What you need to do. Return the material exactly as supplied, apart from the pictures, which are omitted.

▬▬▬▬▬▬

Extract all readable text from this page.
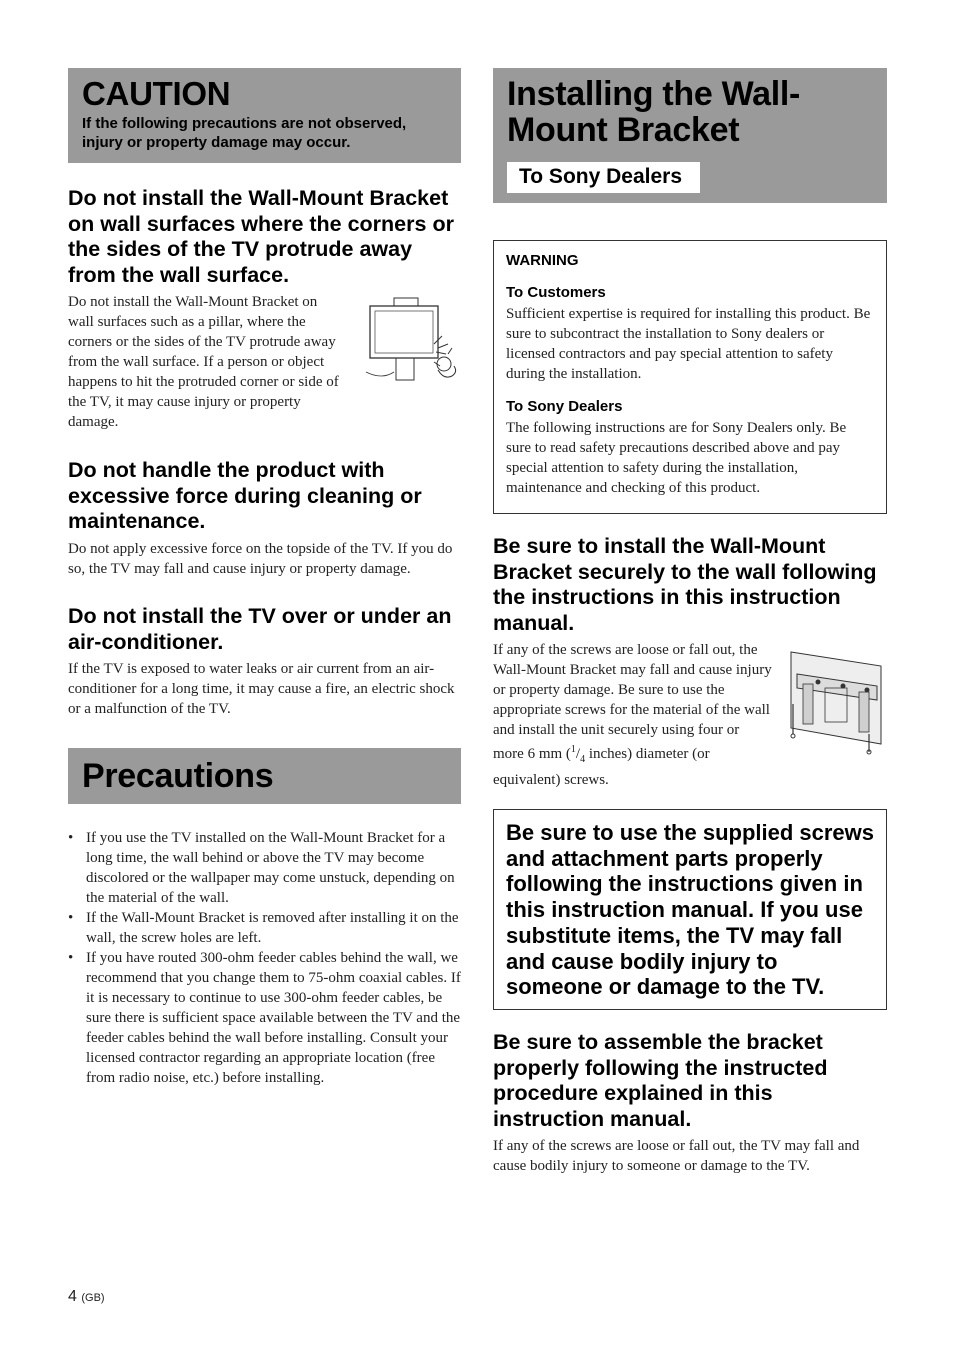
CAUTION

If the following precautions are not observed, injury or property damage may occur.

Do not install the Wall-Mount Bracket on wall surfaces where the corners or the sides of the TV protrude away from the wall surface.

Do not install the Wall-Mount Bracket on wall surfaces such as a pillar, where the corners or the sides of the TV protrude away from the wall surface. If a person or object happens to hit the protruded corner or side of the TV, it may cause injury or property damage.

Do not handle the product with excessive force during cleaning or maintenance.

Do not apply excessive force on the topside of the TV. If you do so, the TV may fall and cause injury or property damage.

Do not install the TV over or under an air-conditioner.

If the TV is exposed to water leaks or air current from an air-conditioner for a long time, it may cause a fire, an electric shock or a malfunction of the TV.

Precautions
• If you use the TV installed on the Wall-Mount Bracket for a long time, the wall behind or above the TV may become discolored or the wallpaper may come unstuck, depending on the material of the wall.
• If the Wall-Mount Bracket is removed after installing it on the wall, the screw holes are left.
• If you have routed 300-ohm feeder cables behind the wall, we recommend that you change them to 75-ohm coaxial cables. If it is necessary to continue to use 300-ohm feeder cables, be sure there is sufficient space available between the TV and the feeder cables behind the wall before installing. Consult your licensed contractor regarding an appropriate location (free from radio noise, etc.) before installing.
Installing the Wall-Mount Bracket
To Sony Dealers

WARNING

To Customers

Sufficient expertise is required for installing this product. Be sure to subcontract the installation to Sony dealers or licensed contractors and pay special attention to safety during the installation.

To Sony Dealers

The following instructions are for Sony Dealers only. Be sure to read safety precautions described above and pay special attention to safety during the installation, maintenance and checking of this product.

Be sure to install the Wall-Mount Bracket securely to the wall following the instructions in this instruction manual.

If any of the screws are loose or fall out, the Wall-Mount Bracket may fall and cause injury or property damage. Be sure to use the appropriate screws for the material of the wall and install the unit securely using four or more 6 mm ($^1/_4$ inches) diameter (or equivalent) screws.

Be sure to use the supplied screws and attachment parts properly following the instructions given in this instruction manual. If you use substitute items, the TV may fall and cause bodily injury to someone or damage to the TV.
Be sure to assemble the bracket properly following the instructed procedure explained in this instruction manual.

If any of the screws are loose or fall out, the TV may fall and cause bodily injury to someone or damage to the TV.

4 (GB)
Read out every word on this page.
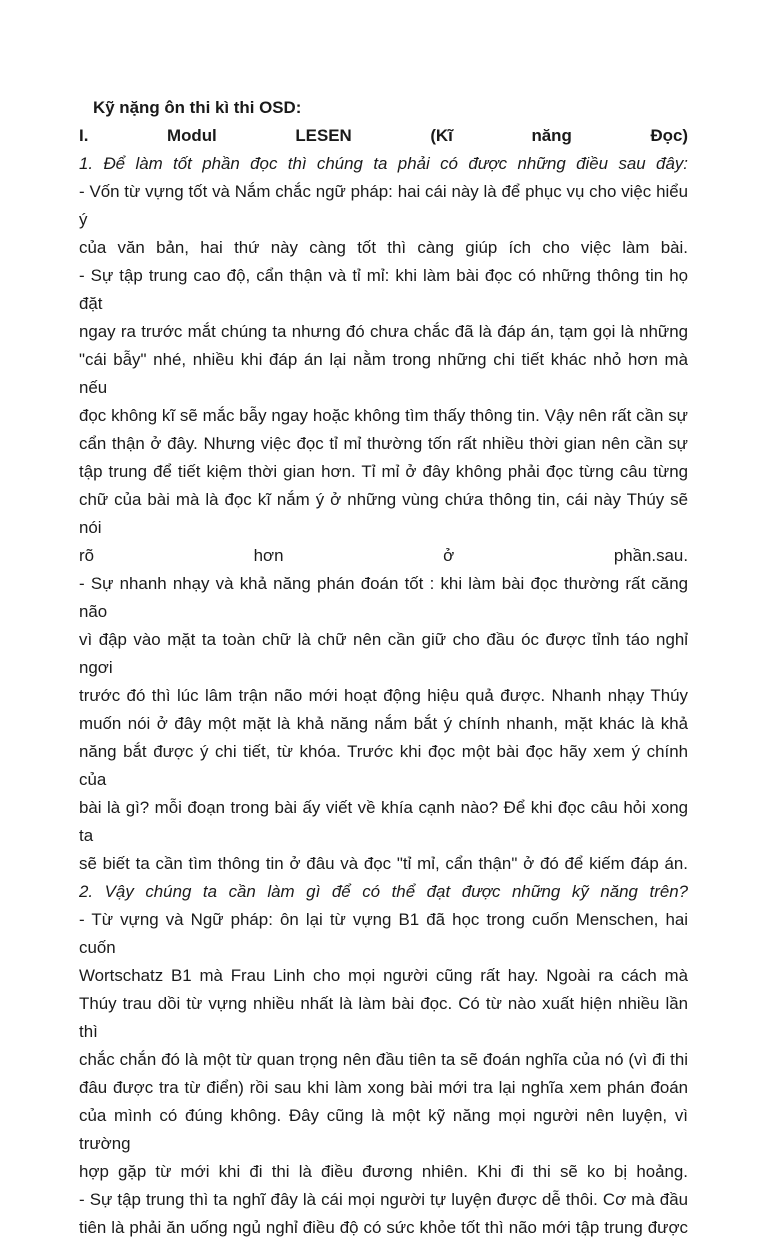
Kỹ nặng ôn thi kì thi OSD:
I.	Modul	LESEN	(Kĩ	năng	Đọc)
1. Để làm tốt phần đọc thì chúng ta phải có được những điều sau đây:
- Vốn từ vựng tốt và Nắm chắc ngữ pháp: hai cái này là để phục vụ cho việc hiểu ý
của văn bản, hai thứ này càng tốt thì càng giúp ích cho việc làm bài.
- Sự tập trung cao độ, cẩn thận và tỉ mỉ: khi làm bài đọc có những thông tin họ đặt
ngay ra trước mắt chúng ta nhưng đó chưa chắc đã là đáp án, tạm gọi là những
"cái bẫy" nhé, nhiều khi đáp án lại nằm trong những chi tiết khác nhỏ hơn mà nếu
đọc không kĩ sẽ mắc bẫy ngay hoặc không tìm thấy thông tin. Vậy nên rất cần sự
cẩn thận ở đây. Nhưng việc đọc tỉ mỉ thường tốn rất nhiều thời gian nên cần sự
tập trung để tiết kiệm thời gian hơn. Tỉ mỉ ở đây không phải đọc từng câu từng
chữ của bài mà là đọc kĩ nắm ý ở những vùng chứa thông tin, cái này Thúy sẽ nói
rõ	hơn	ở	phần.sau.
- Sự nhanh nhạy và khả năng phán đoán tốt : khi làm bài đọc thường rất căng não
vì đập vào mặt ta toàn chữ là chữ nên cần giữ cho đầu óc được tỉnh táo nghỉ ngơi
trước đó thì lúc lâm trận não mới hoạt động hiệu quả được. Nhanh nhạy Thúy
muốn nói ở đây một mặt là khả năng nắm bắt ý chính nhanh, mặt khác là khả
năng bắt được ý chi tiết, từ khóa. Trước khi đọc một bài đọc hãy xem ý chính của
bài là gì? mỗi đoạn trong bài ấy viết về khía cạnh nào? Để khi đọc câu hỏi xong ta
sẽ biết ta cần tìm thông tin ở đâu và đọc "tỉ mỉ, cẩn thận" ở đó để kiếm đáp án.
2. Vậy chúng ta cần làm gì để có thể đạt được những kỹ năng trên?
- Từ vựng và Ngữ pháp: ôn lại từ vựng B1 đã học trong cuốn Menschen, hai cuốn
Wortschatz B1 mà Frau Linh cho mọi người cũng rất hay. Ngoài ra cách mà
Thúy trau dồi từ vựng nhiều nhất là làm bài đọc. Có từ nào xuất hiện nhiều lần thì
chắc chắn đó là một từ quan trọng nên đầu tiên ta sẽ đoán nghĩa của nó (vì đi thi
đâu được tra từ điển) rồi sau khi làm xong bài mới tra lại nghĩa xem phán đoán
của mình có đúng không. Đây cũng là một kỹ năng mọi người nên luyện, vì trường
hợp gặp từ mới khi đi thi là điều đương nhiên. Khi đi thi sẽ ko bị hoảng.
- Sự tập trung thì ta nghĩ đây là cái mọi người tự luyện được dễ thôi. Cơ mà đầu
tiên là phải ăn uống ngủ nghỉ điều độ có sức khỏe tốt thì não mới tập trung được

▬▬▬▬▬▬

Output for this exercise.
Extract all readable text from this page.
CAUTION

If the following precautions are not observed, injury or property damage may occur.

Do not install the Wall-Mount Bracket on wall surfaces where the corners or the sides of the TV protrude away from the wall surface.

Do not install the Wall-Mount Bracket on wall surfaces such as a pillar, where the corners or the sides of the TV protrude away from the wall surface. If a person or object happens to hit the protruded corner or side of the TV, it may cause injury or property damage.

Do not handle the product with excessive force during cleaning or maintenance.

Do not apply excessive force on the topside of the TV. If you do so, the TV may fall and cause injury or property damage.

Do not install the TV over or under an air-conditioner.

If the TV is exposed to water leaks or air current from an air-conditioner for a long time, it may cause a fire, an electric shock or a malfunction of the TV.

Precautions
• If you use the TV installed on the Wall-Mount Bracket for a long time, the wall behind or above the TV may become discolored or the wallpaper may come unstuck, depending on the material of the wall.
• If the Wall-Mount Bracket is removed after installing it on the wall, the screw holes are left.
• If you have routed 300-ohm feeder cables behind the wall, we recommend that you change them to 75-ohm coaxial cables. If it is necessary to continue to use 300-ohm feeder cables, be sure there is sufficient space available between the TV and the feeder cables behind the wall before installing. Consult your licensed contractor regarding an appropriate location (free from radio noise, etc.) before installing.
Installing the Wall-Mount Bracket
To Sony Dealers

WARNING

To Customers

Sufficient expertise is required for installing this product. Be sure to subcontract the installation to Sony dealers or licensed contractors and pay special attention to safety during the installation.

To Sony Dealers

The following instructions are for Sony Dealers only. Be sure to read safety precautions described above and pay special attention to safety during the installation, maintenance and checking of this product.

Be sure to install the Wall-Mount Bracket securely to the wall following the instructions in this instruction manual.

If any of the screws are loose or fall out, the Wall-Mount Bracket may fall and cause injury or property damage. Be sure to use the appropriate screws for the material of the wall and install the unit securely using four or more 6 mm ($^1/_4$ inches) diameter (or equivalent) screws.

Be sure to use the supplied screws and attachment parts properly following the instructions given in this instruction manual. If you use substitute items, the TV may fall and cause bodily injury to someone or damage to the TV.
Be sure to assemble the bracket properly following the instructed procedure explained in this instruction manual.

If any of the screws are loose or fall out, the TV may fall and cause bodily injury to someone or damage to the TV.

4 (GB)
Read out every word on this page.
Kỹ nặng ôn thi kì thi OSD:
I.	Modul	LESEN	(Kĩ	năng	Đọc)
1. Để làm tốt phần đọc thì chúng ta phải có được những điều sau đây:
- Vốn từ vựng tốt và Nắm chắc ngữ pháp: hai cái này là để phục vụ cho việc hiểu ý
của văn bản, hai thứ này càng tốt thì càng giúp ích cho việc làm bài.
- Sự tập trung cao độ, cẩn thận và tỉ mỉ: khi làm bài đọc có những thông tin họ đặt
ngay ra trước mắt chúng ta nhưng đó chưa chắc đã là đáp án, tạm gọi là những
"cái bẫy" nhé, nhiều khi đáp án lại nằm trong những chi tiết khác nhỏ hơn mà nếu
đọc không kĩ sẽ mắc bẫy ngay hoặc không tìm thấy thông tin. Vậy nên rất cần sự
cẩn thận ở đây. Nhưng việc đọc tỉ mỉ thường tốn rất nhiều thời gian nên cần sự
tập trung để tiết kiệm thời gian hơn. Tỉ mỉ ở đây không phải đọc từng câu từng
chữ của bài mà là đọc kĩ nắm ý ở những vùng chứa thông tin, cái này Thúy sẽ nói
rõ	hơn	ở	phần.sau.
- Sự nhanh nhạy và khả năng phán đoán tốt : khi làm bài đọc thường rất căng não
vì đập vào mặt ta toàn chữ là chữ nên cần giữ cho đầu óc được tỉnh táo nghỉ ngơi
trước đó thì lúc lâm trận não mới hoạt động hiệu quả được. Nhanh nhạy Thúy
muốn nói ở đây một mặt là khả năng nắm bắt ý chính nhanh, mặt khác là khả
năng bắt được ý chi tiết, từ khóa. Trước khi đọc một bài đọc hãy xem ý chính của
bài là gì? mỗi đoạn trong bài ấy viết về khía cạnh nào? Để khi đọc câu hỏi xong ta
sẽ biết ta cần tìm thông tin ở đâu và đọc "tỉ mỉ, cẩn thận" ở đó để kiếm đáp án.
2. Vậy chúng ta cần làm gì để có thể đạt được những kỹ năng trên?
- Từ vựng và Ngữ pháp: ôn lại từ vựng B1 đã học trong cuốn Menschen, hai cuốn
Wortschatz B1 mà Frau Linh cho mọi người cũng rất hay. Ngoài ra cách mà
Thúy trau dồi từ vựng nhiều nhất là làm bài đọc. Có từ nào xuất hiện nhiều lần thì
chắc chắn đó là một từ quan trọng nên đầu tiên ta sẽ đoán nghĩa của nó (vì đi thi
đâu được tra từ điển) rồi sau khi làm xong bài mới tra lại nghĩa xem phán đoán
của mình có đúng không. Đây cũng là một kỹ năng mọi người nên luyện, vì trường
hợp gặp từ mới khi đi thi là điều đương nhiên. Khi đi thi sẽ ko bị hoảng.
- Sự tập trung thì ta nghĩ đây là cái mọi người tự luyện được dễ thôi. Cơ mà đầu
tiên là phải ăn uống ngủ nghỉ điều độ có sức khỏe tốt thì não mới tập trung được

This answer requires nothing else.